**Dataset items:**
_ _ _ _ _ _ _

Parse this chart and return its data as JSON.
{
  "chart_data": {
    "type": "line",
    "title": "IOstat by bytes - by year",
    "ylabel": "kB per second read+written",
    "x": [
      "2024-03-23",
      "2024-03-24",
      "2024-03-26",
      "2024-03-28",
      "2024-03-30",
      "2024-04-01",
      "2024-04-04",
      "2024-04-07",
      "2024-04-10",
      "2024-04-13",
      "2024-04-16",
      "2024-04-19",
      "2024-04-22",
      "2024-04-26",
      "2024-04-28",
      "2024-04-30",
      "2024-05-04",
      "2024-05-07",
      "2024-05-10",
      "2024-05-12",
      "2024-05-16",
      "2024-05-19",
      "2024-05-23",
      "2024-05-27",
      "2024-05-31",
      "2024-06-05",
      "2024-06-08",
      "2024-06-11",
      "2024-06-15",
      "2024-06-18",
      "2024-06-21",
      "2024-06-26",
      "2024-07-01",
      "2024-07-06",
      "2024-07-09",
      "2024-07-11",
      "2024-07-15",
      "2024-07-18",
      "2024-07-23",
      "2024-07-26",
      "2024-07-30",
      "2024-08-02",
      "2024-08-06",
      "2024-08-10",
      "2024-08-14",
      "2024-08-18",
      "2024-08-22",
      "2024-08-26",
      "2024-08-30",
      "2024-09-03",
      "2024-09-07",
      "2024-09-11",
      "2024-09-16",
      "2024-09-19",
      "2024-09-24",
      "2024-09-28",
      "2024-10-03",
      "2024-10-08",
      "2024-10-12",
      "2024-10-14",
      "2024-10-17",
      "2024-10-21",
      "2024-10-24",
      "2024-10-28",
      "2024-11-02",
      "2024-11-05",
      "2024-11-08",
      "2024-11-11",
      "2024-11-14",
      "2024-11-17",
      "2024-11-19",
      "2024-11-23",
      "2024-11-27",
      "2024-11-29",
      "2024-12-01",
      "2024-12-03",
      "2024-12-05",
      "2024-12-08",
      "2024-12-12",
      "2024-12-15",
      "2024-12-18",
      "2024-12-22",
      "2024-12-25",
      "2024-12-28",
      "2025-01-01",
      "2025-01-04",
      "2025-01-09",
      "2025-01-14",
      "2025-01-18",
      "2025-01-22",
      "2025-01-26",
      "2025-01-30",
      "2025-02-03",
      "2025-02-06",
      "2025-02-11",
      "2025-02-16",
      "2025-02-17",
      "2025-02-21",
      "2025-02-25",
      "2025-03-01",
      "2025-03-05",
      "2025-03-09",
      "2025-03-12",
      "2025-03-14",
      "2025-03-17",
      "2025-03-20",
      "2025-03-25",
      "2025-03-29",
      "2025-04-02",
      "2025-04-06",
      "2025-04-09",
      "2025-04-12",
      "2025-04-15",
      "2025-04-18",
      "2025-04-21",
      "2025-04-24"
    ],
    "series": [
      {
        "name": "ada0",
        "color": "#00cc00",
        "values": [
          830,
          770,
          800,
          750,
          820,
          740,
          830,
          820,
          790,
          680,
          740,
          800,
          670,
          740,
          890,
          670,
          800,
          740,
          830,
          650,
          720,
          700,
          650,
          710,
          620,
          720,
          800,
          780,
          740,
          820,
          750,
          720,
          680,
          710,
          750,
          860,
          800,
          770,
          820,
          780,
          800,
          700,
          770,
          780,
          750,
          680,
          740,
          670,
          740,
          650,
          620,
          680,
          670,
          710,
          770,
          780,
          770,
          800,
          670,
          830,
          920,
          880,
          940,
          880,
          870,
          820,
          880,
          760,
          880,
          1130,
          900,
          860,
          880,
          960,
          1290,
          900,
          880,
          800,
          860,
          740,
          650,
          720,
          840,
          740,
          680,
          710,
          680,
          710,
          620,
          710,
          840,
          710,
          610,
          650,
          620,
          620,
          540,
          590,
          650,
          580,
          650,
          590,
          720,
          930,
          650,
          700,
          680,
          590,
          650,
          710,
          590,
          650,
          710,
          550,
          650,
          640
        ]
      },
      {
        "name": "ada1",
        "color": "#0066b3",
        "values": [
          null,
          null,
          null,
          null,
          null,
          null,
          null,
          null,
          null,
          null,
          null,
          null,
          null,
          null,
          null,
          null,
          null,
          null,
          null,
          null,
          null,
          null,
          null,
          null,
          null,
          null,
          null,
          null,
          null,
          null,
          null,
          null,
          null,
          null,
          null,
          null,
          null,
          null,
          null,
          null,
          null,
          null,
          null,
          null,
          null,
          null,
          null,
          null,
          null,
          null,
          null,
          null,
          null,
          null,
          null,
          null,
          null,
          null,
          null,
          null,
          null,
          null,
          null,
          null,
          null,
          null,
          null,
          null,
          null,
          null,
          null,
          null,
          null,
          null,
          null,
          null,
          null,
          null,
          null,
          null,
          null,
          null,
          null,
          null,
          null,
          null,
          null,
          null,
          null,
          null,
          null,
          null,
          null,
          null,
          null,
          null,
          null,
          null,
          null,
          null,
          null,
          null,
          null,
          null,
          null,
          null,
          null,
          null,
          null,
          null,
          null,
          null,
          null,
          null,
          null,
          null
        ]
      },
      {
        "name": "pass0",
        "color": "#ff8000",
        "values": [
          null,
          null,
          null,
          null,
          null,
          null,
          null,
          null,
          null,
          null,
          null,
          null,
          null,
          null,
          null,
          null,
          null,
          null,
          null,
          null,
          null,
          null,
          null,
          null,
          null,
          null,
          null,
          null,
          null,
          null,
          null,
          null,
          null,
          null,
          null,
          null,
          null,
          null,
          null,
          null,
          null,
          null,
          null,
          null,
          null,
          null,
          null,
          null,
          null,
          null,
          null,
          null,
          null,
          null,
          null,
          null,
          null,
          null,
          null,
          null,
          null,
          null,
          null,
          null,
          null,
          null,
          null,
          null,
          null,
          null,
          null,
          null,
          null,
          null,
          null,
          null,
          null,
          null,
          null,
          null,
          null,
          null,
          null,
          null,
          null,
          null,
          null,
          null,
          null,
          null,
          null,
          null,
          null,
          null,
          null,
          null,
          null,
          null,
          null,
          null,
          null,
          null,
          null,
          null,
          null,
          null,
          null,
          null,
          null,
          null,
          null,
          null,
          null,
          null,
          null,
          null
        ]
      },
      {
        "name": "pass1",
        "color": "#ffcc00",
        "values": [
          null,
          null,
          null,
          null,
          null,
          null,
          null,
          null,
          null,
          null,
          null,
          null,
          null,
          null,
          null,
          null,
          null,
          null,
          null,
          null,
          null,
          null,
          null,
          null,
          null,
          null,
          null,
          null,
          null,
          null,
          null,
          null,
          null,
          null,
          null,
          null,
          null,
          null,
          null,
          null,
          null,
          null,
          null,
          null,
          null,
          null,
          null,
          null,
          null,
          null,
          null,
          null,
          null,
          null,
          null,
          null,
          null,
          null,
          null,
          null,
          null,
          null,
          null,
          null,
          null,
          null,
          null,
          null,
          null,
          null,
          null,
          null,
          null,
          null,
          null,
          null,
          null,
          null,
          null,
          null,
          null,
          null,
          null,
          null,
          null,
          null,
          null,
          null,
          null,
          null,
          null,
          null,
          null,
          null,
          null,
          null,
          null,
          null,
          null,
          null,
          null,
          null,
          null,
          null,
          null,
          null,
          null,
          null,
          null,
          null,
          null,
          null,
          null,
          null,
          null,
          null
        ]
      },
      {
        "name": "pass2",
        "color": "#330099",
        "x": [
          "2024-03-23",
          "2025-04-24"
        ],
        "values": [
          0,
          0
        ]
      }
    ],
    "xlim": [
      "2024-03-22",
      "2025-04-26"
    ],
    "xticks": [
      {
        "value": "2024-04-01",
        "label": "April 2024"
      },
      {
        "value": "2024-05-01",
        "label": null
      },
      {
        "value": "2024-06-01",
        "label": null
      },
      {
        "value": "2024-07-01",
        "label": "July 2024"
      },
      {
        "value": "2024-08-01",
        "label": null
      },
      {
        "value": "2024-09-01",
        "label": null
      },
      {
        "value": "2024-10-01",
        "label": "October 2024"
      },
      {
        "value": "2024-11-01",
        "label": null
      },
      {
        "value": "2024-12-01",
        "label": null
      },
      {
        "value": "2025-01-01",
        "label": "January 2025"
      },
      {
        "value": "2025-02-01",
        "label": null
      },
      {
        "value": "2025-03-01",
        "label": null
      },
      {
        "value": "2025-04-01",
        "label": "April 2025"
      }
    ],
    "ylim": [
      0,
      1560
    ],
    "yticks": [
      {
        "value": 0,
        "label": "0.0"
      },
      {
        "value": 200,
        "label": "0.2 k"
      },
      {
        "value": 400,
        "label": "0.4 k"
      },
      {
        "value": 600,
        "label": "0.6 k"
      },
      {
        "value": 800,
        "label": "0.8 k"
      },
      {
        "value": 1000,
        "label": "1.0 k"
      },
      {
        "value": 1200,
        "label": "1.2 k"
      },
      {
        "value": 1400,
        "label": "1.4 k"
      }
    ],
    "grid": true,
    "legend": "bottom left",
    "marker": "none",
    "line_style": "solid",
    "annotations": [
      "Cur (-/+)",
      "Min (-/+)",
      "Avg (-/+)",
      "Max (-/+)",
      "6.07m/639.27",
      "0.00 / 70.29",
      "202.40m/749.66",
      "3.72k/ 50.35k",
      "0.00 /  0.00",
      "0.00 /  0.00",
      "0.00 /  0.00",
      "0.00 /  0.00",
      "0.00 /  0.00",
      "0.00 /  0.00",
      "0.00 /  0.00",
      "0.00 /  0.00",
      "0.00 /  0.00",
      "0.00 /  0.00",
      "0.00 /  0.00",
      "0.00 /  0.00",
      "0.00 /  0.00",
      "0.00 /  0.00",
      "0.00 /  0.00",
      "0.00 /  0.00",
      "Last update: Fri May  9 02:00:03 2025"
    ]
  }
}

_ _ _ _ _ _ _

**SET TASK:**
Extract all lines containing the word "name".

**RESPONSE TO THE TASK:**
        "name": "ada0",
        "name": "ada1",
        "name": "pass0",
        "name": "pass1",
        "name": "pass2",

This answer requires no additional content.